Objective =>
Look through the data and write out every line with the word "this" in it.

Task inputs =>

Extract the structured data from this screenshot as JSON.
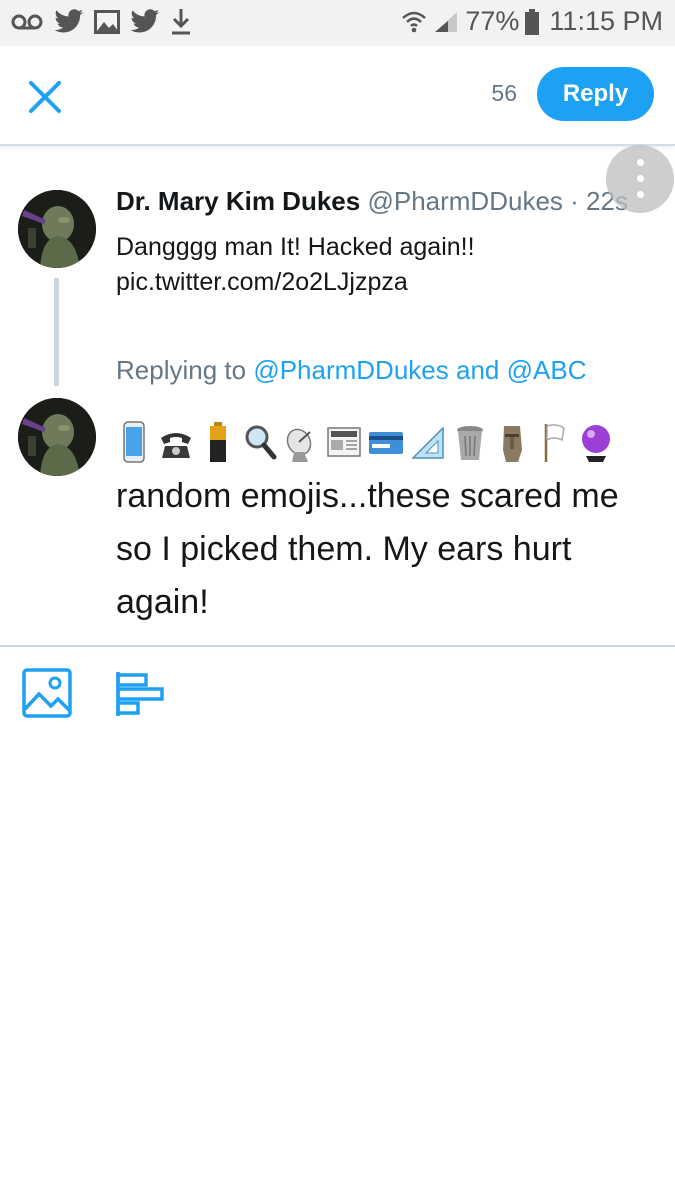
{
  "status_bar": {
    "battery": "77%",
    "time": "11:15 PM"
  },
  "header": {
    "char_count": "56",
    "reply_label": "Reply"
  },
  "tweet": {
    "author_name": "Dr. Mary Kim Dukes",
    "author_handle": "@PharmDDukes",
    "separator": "·",
    "timestamp": "22s",
    "text_line1": "Dangggg man It!  Hacked again!!",
    "text_line2": "pic.twitter.com/2o2LJjzpza"
  },
  "reply": {
    "replying_to_prefix": "Replying to",
    "mention_1": "@PharmDDukes",
    "conjunction": "and",
    "mention_2": "@ABC",
    "emojis": [
      "mobile-phone",
      "telephone",
      "battery",
      "magnifying-glass",
      "satellite-antenna",
      "newspaper",
      "credit-card",
      "triangular-ruler",
      "wastebasket",
      "moai",
      "white-flag",
      "crystal-ball"
    ],
    "compose_text": "random emojis...these scared me so I picked them.  My ears hurt again!"
  },
  "toolbar": {
    "icons": [
      "image-icon",
      "poll-icon"
    ]
  },
  "colors": {
    "accent": "#1da1f2",
    "secondary_text": "#657786",
    "divider": "#ccd6dd"
  }
}
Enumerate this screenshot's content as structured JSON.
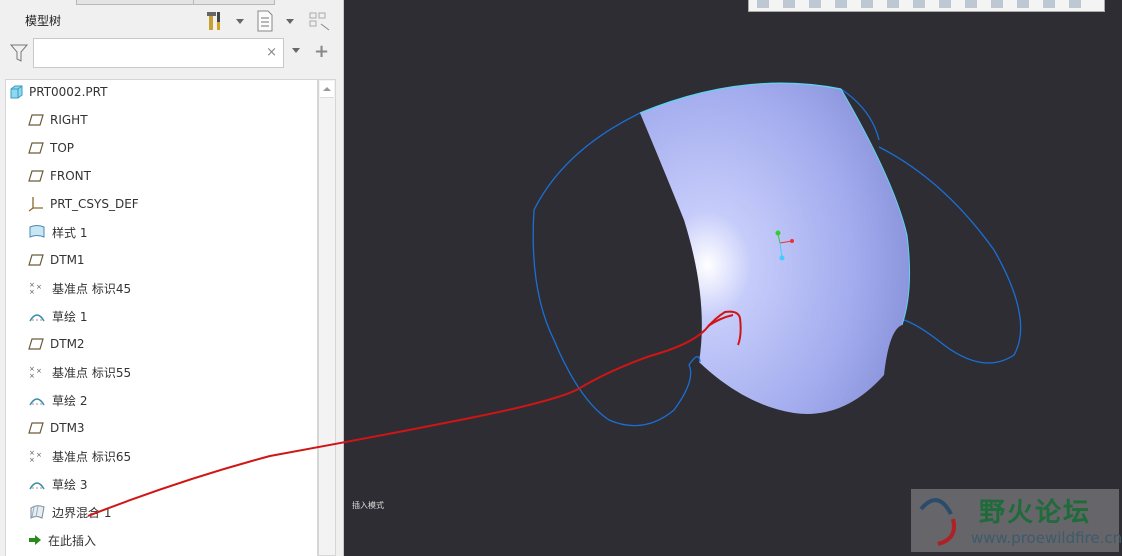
{
  "panel": {
    "title": "模型树",
    "search": {
      "value": "",
      "placeholder": ""
    },
    "clear_symbol": "×",
    "add_symbol": "+"
  },
  "tree": {
    "items": [
      {
        "label": "PRT0002.PRT",
        "icon": "part-icon"
      },
      {
        "label": "RIGHT",
        "icon": "datum-plane-icon"
      },
      {
        "label": "TOP",
        "icon": "datum-plane-icon"
      },
      {
        "label": "FRONT",
        "icon": "datum-plane-icon"
      },
      {
        "label": "PRT_CSYS_DEF",
        "icon": "csys-icon"
      },
      {
        "label": "样式 1",
        "icon": "style-icon"
      },
      {
        "label": "DTM1",
        "icon": "datum-plane-icon"
      },
      {
        "label": "基准点 标识45",
        "icon": "datum-point-icon"
      },
      {
        "label": "草绘 1",
        "icon": "sketch-icon"
      },
      {
        "label": "DTM2",
        "icon": "datum-plane-icon"
      },
      {
        "label": "基准点 标识55",
        "icon": "datum-point-icon"
      },
      {
        "label": "草绘 2",
        "icon": "sketch-icon"
      },
      {
        "label": "DTM3",
        "icon": "datum-plane-icon"
      },
      {
        "label": "基准点 标识65",
        "icon": "datum-point-icon"
      },
      {
        "label": "草绘 3",
        "icon": "sketch-icon"
      },
      {
        "label": "边界混合 1",
        "icon": "boundary-blend-icon"
      },
      {
        "label": "在此插入",
        "icon": "insert-here-arrow-icon"
      }
    ]
  },
  "viewport": {
    "mode_text": "插入模式",
    "background": "#2e2d33",
    "surface_color": "#a9b4f5",
    "curve_color": "#1a6fd6",
    "annotation_color": "#d01515"
  },
  "watermark": {
    "title": "野火论坛",
    "url": "www.proewildfire.cn"
  }
}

Task result =>
Extract the structured data from this screenshot as JSON.
Enumerate this screenshot's content as structured JSON.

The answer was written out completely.